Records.
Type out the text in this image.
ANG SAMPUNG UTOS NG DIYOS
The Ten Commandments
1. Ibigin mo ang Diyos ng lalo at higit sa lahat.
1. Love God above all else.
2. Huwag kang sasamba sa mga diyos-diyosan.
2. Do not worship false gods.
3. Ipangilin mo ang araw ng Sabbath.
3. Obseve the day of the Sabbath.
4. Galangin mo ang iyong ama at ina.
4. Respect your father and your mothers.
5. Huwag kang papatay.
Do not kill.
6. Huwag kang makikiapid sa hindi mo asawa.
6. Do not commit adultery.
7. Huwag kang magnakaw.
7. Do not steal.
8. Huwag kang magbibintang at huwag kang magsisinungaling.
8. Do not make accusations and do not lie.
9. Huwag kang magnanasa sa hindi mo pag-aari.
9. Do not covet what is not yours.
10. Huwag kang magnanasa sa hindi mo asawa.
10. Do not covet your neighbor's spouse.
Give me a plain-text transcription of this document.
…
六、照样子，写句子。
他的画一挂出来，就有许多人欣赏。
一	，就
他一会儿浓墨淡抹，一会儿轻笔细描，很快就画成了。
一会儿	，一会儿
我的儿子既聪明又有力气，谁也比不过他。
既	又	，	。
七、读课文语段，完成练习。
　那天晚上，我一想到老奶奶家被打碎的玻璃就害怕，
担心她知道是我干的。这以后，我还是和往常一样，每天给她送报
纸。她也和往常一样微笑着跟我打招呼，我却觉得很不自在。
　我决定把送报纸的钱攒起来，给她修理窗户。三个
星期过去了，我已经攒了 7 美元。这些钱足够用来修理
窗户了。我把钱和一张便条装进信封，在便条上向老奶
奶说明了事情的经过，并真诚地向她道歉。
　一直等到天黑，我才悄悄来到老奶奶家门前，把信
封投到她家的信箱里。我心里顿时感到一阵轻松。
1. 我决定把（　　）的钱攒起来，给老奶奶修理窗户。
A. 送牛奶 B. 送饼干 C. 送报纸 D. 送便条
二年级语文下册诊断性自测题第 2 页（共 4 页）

WHAT TO DO.
Restate the records, all of them, precisely as written.

PROBLEM SOLUTION.
Type out the text in this image.
ANG SAMPUNG UTOS NG DIYOS
The Ten Commandments
1. Ibigin mo ang Diyos ng lalo at higit sa lahat.
1. Love God above all else.
2. Huwag kang sasamba sa mga diyos-diyosan.
2. Do not worship false gods.
3. Ipangilin mo ang araw ng Sabbath.
3. Obseve the day of the Sabbath.
4. Galangin mo ang iyong ama at ina.
4. Respect your father and your mothers.
5. Huwag kang papatay.
Do not kill.
6. Huwag kang makikiapid sa hindi mo asawa.
6. Do not commit adultery.
7. Huwag kang magnakaw.
7. Do not steal.
8. Huwag kang magbibintang at huwag kang magsisinungaling.
8. Do not make accusations and do not lie.
9. Huwag kang magnanasa sa hindi mo pag-aari.
9. Do not covet what is not yours.
10. Huwag kang magnanasa sa hindi mo asawa.
10. Do not covet your neighbor's spouse.
Give me a plain-text transcription of this document.
…
六、照样子，写句子。
他的画一挂出来，就有许多人欣赏。
一	，就
他一会儿浓墨淡抹，一会儿轻笔细描，很快就画成了。
一会儿	，一会儿
我的儿子既聪明又有力气，谁也比不过他。
既	又	，	。
七、读课文语段，完成练习。
　那天晚上，我一想到老奶奶家被打碎的玻璃就害怕，
担心她知道是我干的。这以后，我还是和往常一样，每天给她送报
纸。她也和往常一样微笑着跟我打招呼，我却觉得很不自在。
　我决定把送报纸的钱攒起来，给她修理窗户。三个
星期过去了，我已经攒了 7 美元。这些钱足够用来修理
窗户了。我把钱和一张便条装进信封，在便条上向老奶
奶说明了事情的经过，并真诚地向她道歉。
　一直等到天黑，我才悄悄来到老奶奶家门前，把信
封投到她家的信箱里。我心里顿时感到一阵轻松。
1. 我决定把（　　）的钱攒起来，给老奶奶修理窗户。
A. 送牛奶 B. 送饼干 C. 送报纸 D. 送便条
二年级语文下册诊断性自测题第 2 页（共 4 页）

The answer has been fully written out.